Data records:
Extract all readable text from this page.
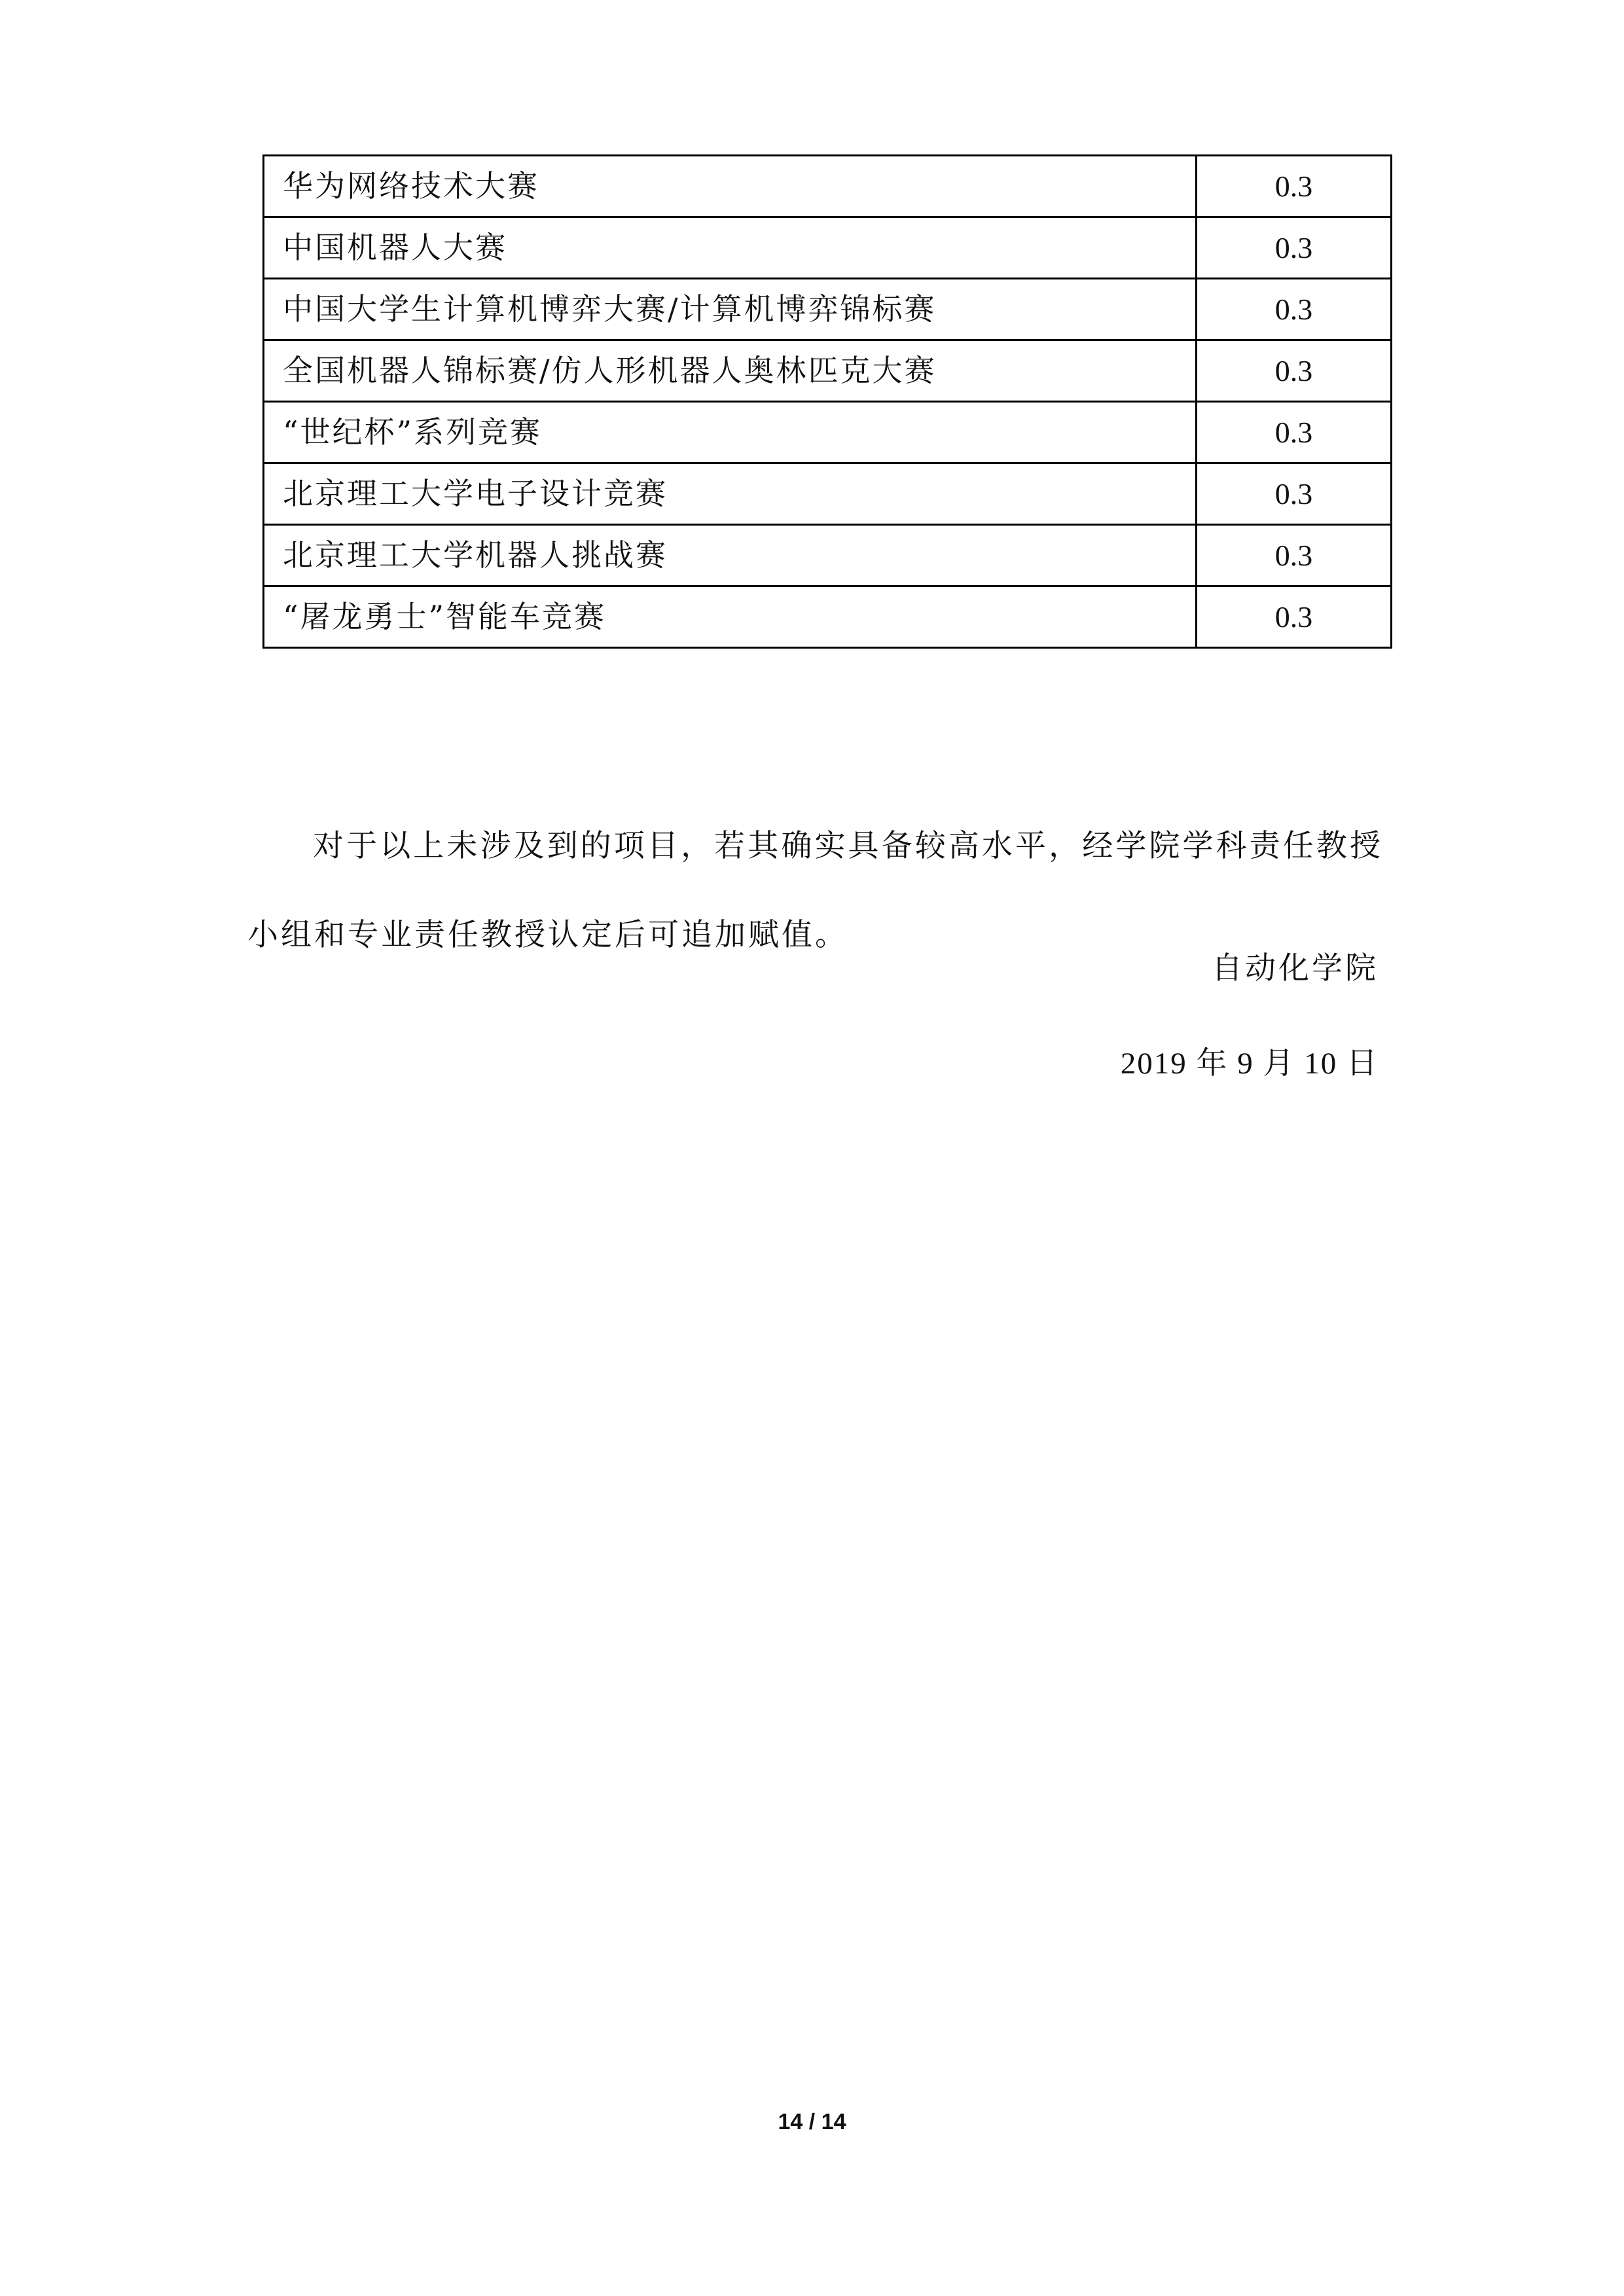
华为网络技术大赛	0.3
中国机器人大赛	0.3
中国大学生计算机博弈大赛/计算机博弈锦标赛	0.3
全国机器人锦标赛/仿人形机器人奥林匹克大赛	0.3
“世纪杯”系列竞赛	0.3
北京理工大学电子设计竞赛	0.3
北京理工大学机器人挑战赛	0.3
“屠龙勇士”智能车竞赛	0.3

对于以上未涉及到的项目，若其确实具备较高水平，经学院学科责任教授小组和专业责任教授认定后可追加赋值。

自动化学院
2019 年 9 月 10 日
14 / 14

WHAT THE TASK REQUIRES: Give the data again exactly as written, with all pictures left out.

EXERCISE SOLUTION:
Extract all readable text from this page.
华为网络技术大赛	0.3
中国机器人大赛	0.3
中国大学生计算机博弈大赛/计算机博弈锦标赛	0.3
全国机器人锦标赛/仿人形机器人奥林匹克大赛	0.3
“世纪杯”系列竞赛	0.3
北京理工大学电子设计竞赛	0.3
北京理工大学机器人挑战赛	0.3
“屠龙勇士”智能车竞赛	0.3

对于以上未涉及到的项目，若其确实具备较高水平，经学院学科责任教授小组和专业责任教授认定后可追加赋值。

自动化学院
2019 年 9 月 10 日
14 / 14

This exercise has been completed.